(Entries from a visual dataset)
--------

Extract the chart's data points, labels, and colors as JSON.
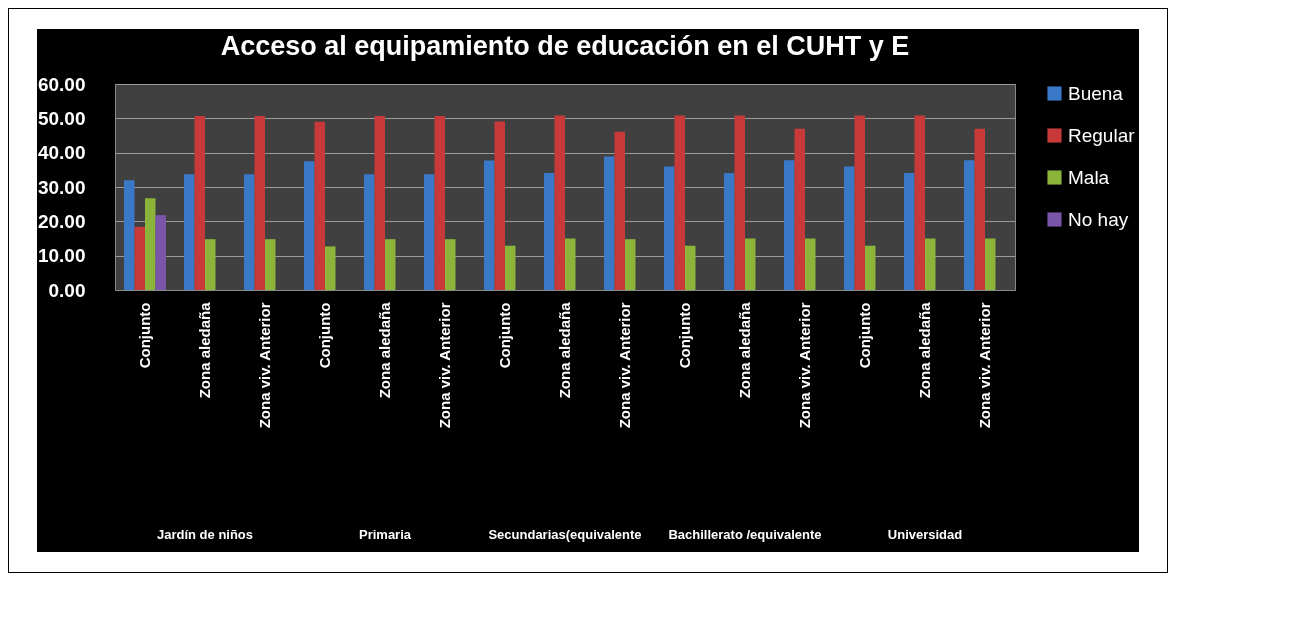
{
  "chart_data": {
    "type": "bar",
    "title": "Acceso al equipamiento de educación en el CUHT y E",
    "categories": [
      "Conjunto",
      "Zona aledaña",
      "Zona viv. Anterior",
      "Conjunto",
      "Zona aledaña",
      "Zona viv. Anterior",
      "Conjunto",
      "Zona aledaña",
      "Zona viv. Anterior",
      "Conjunto",
      "Zona aledaña",
      "Zona viv. Anterior",
      "Conjunto",
      "Zona aledaña",
      "Zona viv. Anterior"
    ],
    "series": [
      {
        "name": "Buena",
        "color": "#3a78c8",
        "values": [
          32.0,
          33.7,
          33.7,
          37.5,
          33.7,
          33.7,
          37.7,
          34.1,
          38.9,
          36.0,
          34.1,
          37.8,
          36.0,
          34.1,
          37.8
        ]
      },
      {
        "name": "Regular",
        "color": "#c83a3a",
        "values": [
          18.4,
          50.7,
          50.7,
          49.0,
          50.7,
          50.7,
          49.1,
          50.8,
          46.1,
          50.8,
          50.8,
          47.0,
          50.8,
          50.8,
          47.0
        ]
      },
      {
        "name": "Mala",
        "color": "#8db43a",
        "values": [
          26.7,
          14.8,
          14.8,
          12.7,
          14.8,
          14.8,
          12.9,
          15.0,
          14.8,
          12.9,
          15.0,
          15.0,
          12.9,
          15.0,
          15.0
        ]
      },
      {
        "name": "No hay",
        "color": "#7a55a8",
        "values": [
          21.8,
          null,
          null,
          null,
          null,
          null,
          null,
          null,
          null,
          null,
          null,
          null,
          null,
          null,
          null
        ]
      }
    ],
    "annotations": [
      "Jardín de niños",
      "Primaria",
      "Secundarias(equivalente",
      "Bachillerato /equivalente",
      "Universidad"
    ],
    "ylim": [
      0,
      60
    ],
    "yticks": [
      {
        "value": 0,
        "label": "0.00"
      },
      {
        "value": 10,
        "label": "10.00"
      },
      {
        "value": 20,
        "label": "20.00"
      },
      {
        "value": 30,
        "label": "30.00"
      },
      {
        "value": 40,
        "label": "40.00"
      },
      {
        "value": 50,
        "label": "50.00"
      },
      {
        "value": 60,
        "label": "60.00"
      }
    ],
    "grid": "y",
    "legend": "right"
  }
}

--------

__WORK TO DO__: What is needed is an exact reproduction of the data, pictures excluded.

__EXERCISE RESPONSE__:
Extract the chart's data points, labels, and colors as JSON.
{
  "chart_data": {
    "type": "bar",
    "title": "Acceso al equipamiento de educación en el CUHT y E",
    "categories": [
      "Conjunto",
      "Zona aledaña",
      "Zona viv. Anterior",
      "Conjunto",
      "Zona aledaña",
      "Zona viv. Anterior",
      "Conjunto",
      "Zona aledaña",
      "Zona viv. Anterior",
      "Conjunto",
      "Zona aledaña",
      "Zona viv. Anterior",
      "Conjunto",
      "Zona aledaña",
      "Zona viv. Anterior"
    ],
    "series": [
      {
        "name": "Buena",
        "color": "#3a78c8",
        "values": [
          32.0,
          33.7,
          33.7,
          37.5,
          33.7,
          33.7,
          37.7,
          34.1,
          38.9,
          36.0,
          34.1,
          37.8,
          36.0,
          34.1,
          37.8
        ]
      },
      {
        "name": "Regular",
        "color": "#c83a3a",
        "values": [
          18.4,
          50.7,
          50.7,
          49.0,
          50.7,
          50.7,
          49.1,
          50.8,
          46.1,
          50.8,
          50.8,
          47.0,
          50.8,
          50.8,
          47.0
        ]
      },
      {
        "name": "Mala",
        "color": "#8db43a",
        "values": [
          26.7,
          14.8,
          14.8,
          12.7,
          14.8,
          14.8,
          12.9,
          15.0,
          14.8,
          12.9,
          15.0,
          15.0,
          12.9,
          15.0,
          15.0
        ]
      },
      {
        "name": "No hay",
        "color": "#7a55a8",
        "values": [
          21.8,
          null,
          null,
          null,
          null,
          null,
          null,
          null,
          null,
          null,
          null,
          null,
          null,
          null,
          null
        ]
      }
    ],
    "annotations": [
      "Jardín de niños",
      "Primaria",
      "Secundarias(equivalente",
      "Bachillerato /equivalente",
      "Universidad"
    ],
    "ylim": [
      0,
      60
    ],
    "yticks": [
      {
        "value": 0,
        "label": "0.00"
      },
      {
        "value": 10,
        "label": "10.00"
      },
      {
        "value": 20,
        "label": "20.00"
      },
      {
        "value": 30,
        "label": "30.00"
      },
      {
        "value": 40,
        "label": "40.00"
      },
      {
        "value": 50,
        "label": "50.00"
      },
      {
        "value": 60,
        "label": "60.00"
      }
    ],
    "grid": "y",
    "legend": "right"
  }
}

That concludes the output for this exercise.